» **WRITTEN REQUEST**:
Copy all the material that follows, keeping every character the same.

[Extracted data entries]

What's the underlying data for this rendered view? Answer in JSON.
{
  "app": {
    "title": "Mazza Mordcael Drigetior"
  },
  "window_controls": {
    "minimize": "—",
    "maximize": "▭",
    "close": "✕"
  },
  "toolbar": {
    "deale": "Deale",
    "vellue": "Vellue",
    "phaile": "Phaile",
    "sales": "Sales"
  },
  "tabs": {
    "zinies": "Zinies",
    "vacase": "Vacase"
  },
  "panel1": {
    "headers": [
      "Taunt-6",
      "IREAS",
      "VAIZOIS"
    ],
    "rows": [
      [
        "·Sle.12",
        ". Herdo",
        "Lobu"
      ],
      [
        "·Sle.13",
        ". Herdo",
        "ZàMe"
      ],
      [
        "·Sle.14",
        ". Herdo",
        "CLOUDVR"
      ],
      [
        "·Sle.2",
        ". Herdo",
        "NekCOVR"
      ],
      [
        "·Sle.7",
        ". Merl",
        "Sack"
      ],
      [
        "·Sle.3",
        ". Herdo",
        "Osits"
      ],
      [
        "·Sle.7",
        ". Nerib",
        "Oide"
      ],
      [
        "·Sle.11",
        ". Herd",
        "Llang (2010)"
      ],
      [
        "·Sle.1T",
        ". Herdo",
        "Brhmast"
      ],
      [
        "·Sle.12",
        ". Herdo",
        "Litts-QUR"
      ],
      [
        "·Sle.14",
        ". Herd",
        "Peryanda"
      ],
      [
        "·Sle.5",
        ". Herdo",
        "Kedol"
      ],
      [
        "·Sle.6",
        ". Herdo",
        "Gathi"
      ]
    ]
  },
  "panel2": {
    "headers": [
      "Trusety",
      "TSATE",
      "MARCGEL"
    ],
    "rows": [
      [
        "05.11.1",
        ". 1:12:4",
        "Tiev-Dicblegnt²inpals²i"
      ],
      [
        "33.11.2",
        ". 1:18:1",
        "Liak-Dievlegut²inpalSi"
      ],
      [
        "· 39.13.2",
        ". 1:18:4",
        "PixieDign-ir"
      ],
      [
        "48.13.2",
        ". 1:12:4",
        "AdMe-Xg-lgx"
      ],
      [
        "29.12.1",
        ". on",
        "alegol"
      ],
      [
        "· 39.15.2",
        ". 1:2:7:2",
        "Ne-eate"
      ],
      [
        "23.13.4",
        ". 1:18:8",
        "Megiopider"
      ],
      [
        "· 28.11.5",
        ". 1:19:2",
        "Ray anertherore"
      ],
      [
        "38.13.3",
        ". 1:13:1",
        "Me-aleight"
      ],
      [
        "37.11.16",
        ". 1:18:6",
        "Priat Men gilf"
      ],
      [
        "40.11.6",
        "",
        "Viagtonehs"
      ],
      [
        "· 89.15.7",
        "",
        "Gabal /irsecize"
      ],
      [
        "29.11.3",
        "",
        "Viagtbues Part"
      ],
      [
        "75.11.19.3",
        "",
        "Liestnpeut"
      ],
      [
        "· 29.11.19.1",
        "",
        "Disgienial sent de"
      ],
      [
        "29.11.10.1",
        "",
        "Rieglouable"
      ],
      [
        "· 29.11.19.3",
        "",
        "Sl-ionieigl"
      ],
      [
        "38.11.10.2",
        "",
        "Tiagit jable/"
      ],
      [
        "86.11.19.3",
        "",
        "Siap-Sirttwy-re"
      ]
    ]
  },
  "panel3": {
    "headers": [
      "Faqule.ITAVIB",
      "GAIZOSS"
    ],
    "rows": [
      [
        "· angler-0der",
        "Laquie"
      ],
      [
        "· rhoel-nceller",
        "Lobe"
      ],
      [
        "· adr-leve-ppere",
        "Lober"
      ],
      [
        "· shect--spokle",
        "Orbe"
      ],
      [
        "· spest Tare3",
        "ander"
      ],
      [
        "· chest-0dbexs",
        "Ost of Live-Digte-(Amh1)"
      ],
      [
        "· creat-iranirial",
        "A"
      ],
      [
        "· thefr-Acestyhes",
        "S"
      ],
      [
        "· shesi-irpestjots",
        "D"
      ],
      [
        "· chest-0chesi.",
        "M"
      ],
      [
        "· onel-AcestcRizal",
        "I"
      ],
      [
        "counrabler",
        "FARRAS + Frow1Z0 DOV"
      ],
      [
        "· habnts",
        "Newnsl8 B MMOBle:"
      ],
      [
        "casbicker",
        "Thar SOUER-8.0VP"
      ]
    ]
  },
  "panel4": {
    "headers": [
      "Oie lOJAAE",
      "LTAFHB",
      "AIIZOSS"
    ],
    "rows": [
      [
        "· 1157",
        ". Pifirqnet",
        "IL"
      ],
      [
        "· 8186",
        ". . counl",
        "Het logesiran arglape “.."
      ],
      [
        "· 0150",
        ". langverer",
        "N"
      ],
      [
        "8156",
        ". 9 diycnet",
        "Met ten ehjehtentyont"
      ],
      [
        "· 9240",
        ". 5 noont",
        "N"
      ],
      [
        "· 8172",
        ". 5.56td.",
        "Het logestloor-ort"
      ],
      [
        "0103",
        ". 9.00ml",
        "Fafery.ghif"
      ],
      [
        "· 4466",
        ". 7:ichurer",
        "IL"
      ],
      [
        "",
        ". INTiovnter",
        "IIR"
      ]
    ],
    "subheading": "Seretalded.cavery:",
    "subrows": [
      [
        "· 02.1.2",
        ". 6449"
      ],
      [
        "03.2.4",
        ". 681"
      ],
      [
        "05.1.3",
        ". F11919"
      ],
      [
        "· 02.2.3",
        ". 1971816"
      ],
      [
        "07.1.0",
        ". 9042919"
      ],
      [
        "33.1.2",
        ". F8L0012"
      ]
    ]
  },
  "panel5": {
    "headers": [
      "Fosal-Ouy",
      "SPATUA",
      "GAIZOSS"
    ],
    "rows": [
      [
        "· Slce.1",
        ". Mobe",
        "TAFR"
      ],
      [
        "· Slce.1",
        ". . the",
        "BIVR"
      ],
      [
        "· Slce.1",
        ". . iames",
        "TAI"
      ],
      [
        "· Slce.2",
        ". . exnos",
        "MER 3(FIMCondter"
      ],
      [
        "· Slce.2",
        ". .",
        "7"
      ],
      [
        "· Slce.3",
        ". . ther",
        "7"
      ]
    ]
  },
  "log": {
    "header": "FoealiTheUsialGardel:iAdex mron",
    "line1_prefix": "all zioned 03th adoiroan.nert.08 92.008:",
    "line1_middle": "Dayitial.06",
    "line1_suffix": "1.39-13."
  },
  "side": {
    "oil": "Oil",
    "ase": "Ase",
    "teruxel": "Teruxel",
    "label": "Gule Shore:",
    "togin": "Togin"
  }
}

» **ANSWER TO THE EXERCISE**:
What's the underlying data for this rendered view? Answer in JSON.
{
  "app": {
    "title": "Mazza Mordcael Drigetior"
  },
  "window_controls": {
    "minimize": "—",
    "maximize": "▭",
    "close": "✕"
  },
  "toolbar": {
    "deale": "Deale",
    "vellue": "Vellue",
    "phaile": "Phaile",
    "sales": "Sales"
  },
  "tabs": {
    "zinies": "Zinies",
    "vacase": "Vacase"
  },
  "panel1": {
    "headers": [
      "Taunt-6",
      "IREAS",
      "VAIZOIS"
    ],
    "rows": [
      [
        "·Sle.12",
        ". Herdo",
        "Lobu"
      ],
      [
        "·Sle.13",
        ". Herdo",
        "ZàMe"
      ],
      [
        "·Sle.14",
        ". Herdo",
        "CLOUDVR"
      ],
      [
        "·Sle.2",
        ". Herdo",
        "NekCOVR"
      ],
      [
        "·Sle.7",
        ". Merl",
        "Sack"
      ],
      [
        "·Sle.3",
        ". Herdo",
        "Osits"
      ],
      [
        "·Sle.7",
        ". Nerib",
        "Oide"
      ],
      [
        "·Sle.11",
        ". Herd",
        "Llang (2010)"
      ],
      [
        "·Sle.1T",
        ". Herdo",
        "Brhmast"
      ],
      [
        "·Sle.12",
        ". Herdo",
        "Litts-QUR"
      ],
      [
        "·Sle.14",
        ". Herd",
        "Peryanda"
      ],
      [
        "·Sle.5",
        ". Herdo",
        "Kedol"
      ],
      [
        "·Sle.6",
        ". Herdo",
        "Gathi"
      ]
    ]
  },
  "panel2": {
    "headers": [
      "Trusety",
      "TSATE",
      "MARCGEL"
    ],
    "rows": [
      [
        "05.11.1",
        ". 1:12:4",
        "Tiev-Dicblegnt²inpals²i"
      ],
      [
        "33.11.2",
        ". 1:18:1",
        "Liak-Dievlegut²inpalSi"
      ],
      [
        "· 39.13.2",
        ". 1:18:4",
        "PixieDign-ir"
      ],
      [
        "48.13.2",
        ". 1:12:4",
        "AdMe-Xg-lgx"
      ],
      [
        "29.12.1",
        ". on",
        "alegol"
      ],
      [
        "· 39.15.2",
        ". 1:2:7:2",
        "Ne-eate"
      ],
      [
        "23.13.4",
        ". 1:18:8",
        "Megiopider"
      ],
      [
        "· 28.11.5",
        ". 1:19:2",
        "Ray anertherore"
      ],
      [
        "38.13.3",
        ". 1:13:1",
        "Me-aleight"
      ],
      [
        "37.11.16",
        ". 1:18:6",
        "Priat Men gilf"
      ],
      [
        "40.11.6",
        "",
        "Viagtonehs"
      ],
      [
        "· 89.15.7",
        "",
        "Gabal /irsecize"
      ],
      [
        "29.11.3",
        "",
        "Viagtbues Part"
      ],
      [
        "75.11.19.3",
        "",
        "Liestnpeut"
      ],
      [
        "· 29.11.19.1",
        "",
        "Disgienial sent de"
      ],
      [
        "29.11.10.1",
        "",
        "Rieglouable"
      ],
      [
        "· 29.11.19.3",
        "",
        "Sl-ionieigl"
      ],
      [
        "38.11.10.2",
        "",
        "Tiagit jable/"
      ],
      [
        "86.11.19.3",
        "",
        "Siap-Sirttwy-re"
      ]
    ]
  },
  "panel3": {
    "headers": [
      "Faqule.ITAVIB",
      "GAIZOSS"
    ],
    "rows": [
      [
        "· angler-0der",
        "Laquie"
      ],
      [
        "· rhoel-nceller",
        "Lobe"
      ],
      [
        "· adr-leve-ppere",
        "Lober"
      ],
      [
        "· shect--spokle",
        "Orbe"
      ],
      [
        "· spest Tare3",
        "ander"
      ],
      [
        "· chest-0dbexs",
        "Ost of Live-Digte-(Amh1)"
      ],
      [
        "· creat-iranirial",
        "A"
      ],
      [
        "· thefr-Acestyhes",
        "S"
      ],
      [
        "· shesi-irpestjots",
        "D"
      ],
      [
        "· chest-0chesi.",
        "M"
      ],
      [
        "· onel-AcestcRizal",
        "I"
      ],
      [
        "counrabler",
        "FARRAS + Frow1Z0 DOV"
      ],
      [
        "· habnts",
        "Newnsl8 B MMOBle:"
      ],
      [
        "casbicker",
        "Thar SOUER-8.0VP"
      ]
    ]
  },
  "panel4": {
    "headers": [
      "Oie lOJAAE",
      "LTAFHB",
      "AIIZOSS"
    ],
    "rows": [
      [
        "· 1157",
        ". Pifirqnet",
        "IL"
      ],
      [
        "· 8186",
        ". . counl",
        "Het logesiran arglape “.."
      ],
      [
        "· 0150",
        ". langverer",
        "N"
      ],
      [
        "8156",
        ". 9 diycnet",
        "Met ten ehjehtentyont"
      ],
      [
        "· 9240",
        ". 5 noont",
        "N"
      ],
      [
        "· 8172",
        ". 5.56td.",
        "Het logestloor-ort"
      ],
      [
        "0103",
        ". 9.00ml",
        "Fafery.ghif"
      ],
      [
        "· 4466",
        ". 7:ichurer",
        "IL"
      ],
      [
        "",
        ". INTiovnter",
        "IIR"
      ]
    ],
    "subheading": "Seretalded.cavery:",
    "subrows": [
      [
        "· 02.1.2",
        ". 6449"
      ],
      [
        "03.2.4",
        ". 681"
      ],
      [
        "05.1.3",
        ". F11919"
      ],
      [
        "· 02.2.3",
        ". 1971816"
      ],
      [
        "07.1.0",
        ". 9042919"
      ],
      [
        "33.1.2",
        ". F8L0012"
      ]
    ]
  },
  "panel5": {
    "headers": [
      "Fosal-Ouy",
      "SPATUA",
      "GAIZOSS"
    ],
    "rows": [
      [
        "· Slce.1",
        ". Mobe",
        "TAFR"
      ],
      [
        "· Slce.1",
        ". . the",
        "BIVR"
      ],
      [
        "· Slce.1",
        ". . iames",
        "TAI"
      ],
      [
        "· Slce.2",
        ". . exnos",
        "MER 3(FIMCondter"
      ],
      [
        "· Slce.2",
        ". .",
        "7"
      ],
      [
        "· Slce.3",
        ". . ther",
        "7"
      ]
    ]
  },
  "log": {
    "header": "FoealiTheUsialGardel:iAdex mron",
    "line1_prefix": "all zioned 03th adoiroan.nert.08 92.008:",
    "line1_middle": "Dayitial.06",
    "line1_suffix": "1.39-13."
  },
  "side": {
    "oil": "Oil",
    "ase": "Ase",
    "teruxel": "Teruxel",
    "label": "Gule Shore:",
    "togin": "Togin"
  }
}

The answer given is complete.